[Written task]:
Where does the string "local" appear? Copy every line of the entries below that holds it.

[Data to process]:
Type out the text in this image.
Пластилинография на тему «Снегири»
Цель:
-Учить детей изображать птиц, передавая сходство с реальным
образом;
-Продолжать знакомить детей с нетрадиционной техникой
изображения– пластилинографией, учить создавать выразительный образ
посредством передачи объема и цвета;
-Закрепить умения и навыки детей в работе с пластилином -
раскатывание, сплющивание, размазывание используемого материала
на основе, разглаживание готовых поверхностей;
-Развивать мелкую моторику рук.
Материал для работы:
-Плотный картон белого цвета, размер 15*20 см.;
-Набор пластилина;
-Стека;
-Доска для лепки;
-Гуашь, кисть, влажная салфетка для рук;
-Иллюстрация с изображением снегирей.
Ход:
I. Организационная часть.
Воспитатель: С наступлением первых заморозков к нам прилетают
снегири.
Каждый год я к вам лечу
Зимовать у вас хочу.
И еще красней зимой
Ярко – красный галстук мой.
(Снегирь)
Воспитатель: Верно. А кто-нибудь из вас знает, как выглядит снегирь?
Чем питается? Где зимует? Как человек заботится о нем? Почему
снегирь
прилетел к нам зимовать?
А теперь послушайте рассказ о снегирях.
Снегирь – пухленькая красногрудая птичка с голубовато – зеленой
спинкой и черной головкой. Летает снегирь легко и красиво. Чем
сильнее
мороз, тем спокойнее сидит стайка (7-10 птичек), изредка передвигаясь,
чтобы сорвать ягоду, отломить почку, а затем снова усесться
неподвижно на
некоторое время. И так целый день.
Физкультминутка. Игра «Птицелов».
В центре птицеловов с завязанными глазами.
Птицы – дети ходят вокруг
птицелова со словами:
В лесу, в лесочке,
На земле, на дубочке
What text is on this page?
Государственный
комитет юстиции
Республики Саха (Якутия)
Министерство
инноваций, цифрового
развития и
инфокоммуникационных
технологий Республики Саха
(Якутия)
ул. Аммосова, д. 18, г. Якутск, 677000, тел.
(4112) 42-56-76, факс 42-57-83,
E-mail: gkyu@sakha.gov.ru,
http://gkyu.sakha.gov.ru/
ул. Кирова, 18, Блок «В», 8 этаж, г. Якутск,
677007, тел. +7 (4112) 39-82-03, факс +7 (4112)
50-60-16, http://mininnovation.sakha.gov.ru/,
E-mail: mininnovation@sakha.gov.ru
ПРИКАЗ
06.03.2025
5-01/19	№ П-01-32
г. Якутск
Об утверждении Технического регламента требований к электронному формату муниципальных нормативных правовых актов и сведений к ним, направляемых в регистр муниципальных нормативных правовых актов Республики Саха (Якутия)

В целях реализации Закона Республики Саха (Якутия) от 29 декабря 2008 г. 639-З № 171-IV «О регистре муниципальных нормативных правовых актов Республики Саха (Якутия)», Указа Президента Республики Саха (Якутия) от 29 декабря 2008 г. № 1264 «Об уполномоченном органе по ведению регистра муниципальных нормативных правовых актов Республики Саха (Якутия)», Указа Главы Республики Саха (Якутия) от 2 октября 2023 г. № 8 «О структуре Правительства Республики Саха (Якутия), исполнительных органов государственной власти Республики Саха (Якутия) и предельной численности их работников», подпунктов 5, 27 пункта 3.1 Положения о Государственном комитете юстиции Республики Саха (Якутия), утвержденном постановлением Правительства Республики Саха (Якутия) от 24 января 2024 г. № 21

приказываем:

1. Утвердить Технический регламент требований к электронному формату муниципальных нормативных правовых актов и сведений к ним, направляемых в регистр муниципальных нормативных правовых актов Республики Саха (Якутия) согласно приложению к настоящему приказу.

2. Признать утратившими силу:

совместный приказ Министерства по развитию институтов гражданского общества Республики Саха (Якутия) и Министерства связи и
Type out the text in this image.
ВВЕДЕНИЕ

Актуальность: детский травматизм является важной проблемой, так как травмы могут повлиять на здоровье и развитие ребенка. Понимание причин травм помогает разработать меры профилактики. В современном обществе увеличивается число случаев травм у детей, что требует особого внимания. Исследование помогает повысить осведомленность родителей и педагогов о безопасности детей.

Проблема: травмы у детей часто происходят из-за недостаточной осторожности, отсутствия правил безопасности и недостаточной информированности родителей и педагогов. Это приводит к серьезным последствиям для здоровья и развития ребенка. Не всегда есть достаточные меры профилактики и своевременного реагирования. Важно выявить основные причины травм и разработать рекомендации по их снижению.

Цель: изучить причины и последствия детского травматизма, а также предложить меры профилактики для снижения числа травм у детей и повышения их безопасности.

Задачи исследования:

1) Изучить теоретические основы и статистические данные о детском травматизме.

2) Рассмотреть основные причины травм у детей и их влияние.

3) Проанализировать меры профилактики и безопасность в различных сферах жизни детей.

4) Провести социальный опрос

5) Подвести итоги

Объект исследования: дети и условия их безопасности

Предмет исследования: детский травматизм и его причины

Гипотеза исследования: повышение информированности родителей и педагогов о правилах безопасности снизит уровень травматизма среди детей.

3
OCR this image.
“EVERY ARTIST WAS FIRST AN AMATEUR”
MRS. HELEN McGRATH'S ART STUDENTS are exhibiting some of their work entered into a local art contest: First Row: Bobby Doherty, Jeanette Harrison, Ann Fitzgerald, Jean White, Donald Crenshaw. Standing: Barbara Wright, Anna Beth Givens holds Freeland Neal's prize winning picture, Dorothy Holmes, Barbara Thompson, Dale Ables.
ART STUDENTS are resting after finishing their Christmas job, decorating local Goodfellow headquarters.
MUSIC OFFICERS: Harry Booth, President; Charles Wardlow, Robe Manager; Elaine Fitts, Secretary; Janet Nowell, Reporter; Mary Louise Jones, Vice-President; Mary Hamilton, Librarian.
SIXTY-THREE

[Exercise result]:
MRS. HELEN McGRATH'S ART STUDENTS are exhibiting some of their work entered into a local art contest: First Row: Bobby Doherty, Jeanette Harrison, Ann Fitzgerald, Jean White, Donald Crenshaw. Standing: Barbara Wright, Anna Beth Givens holds Freeland Neal's prize winning picture, Dorothy Holmes, Barbara Thompson, Dale Ables.
ART STUDENTS are resting after finishing their Christmas job, decorating local Goodfellow headquarters.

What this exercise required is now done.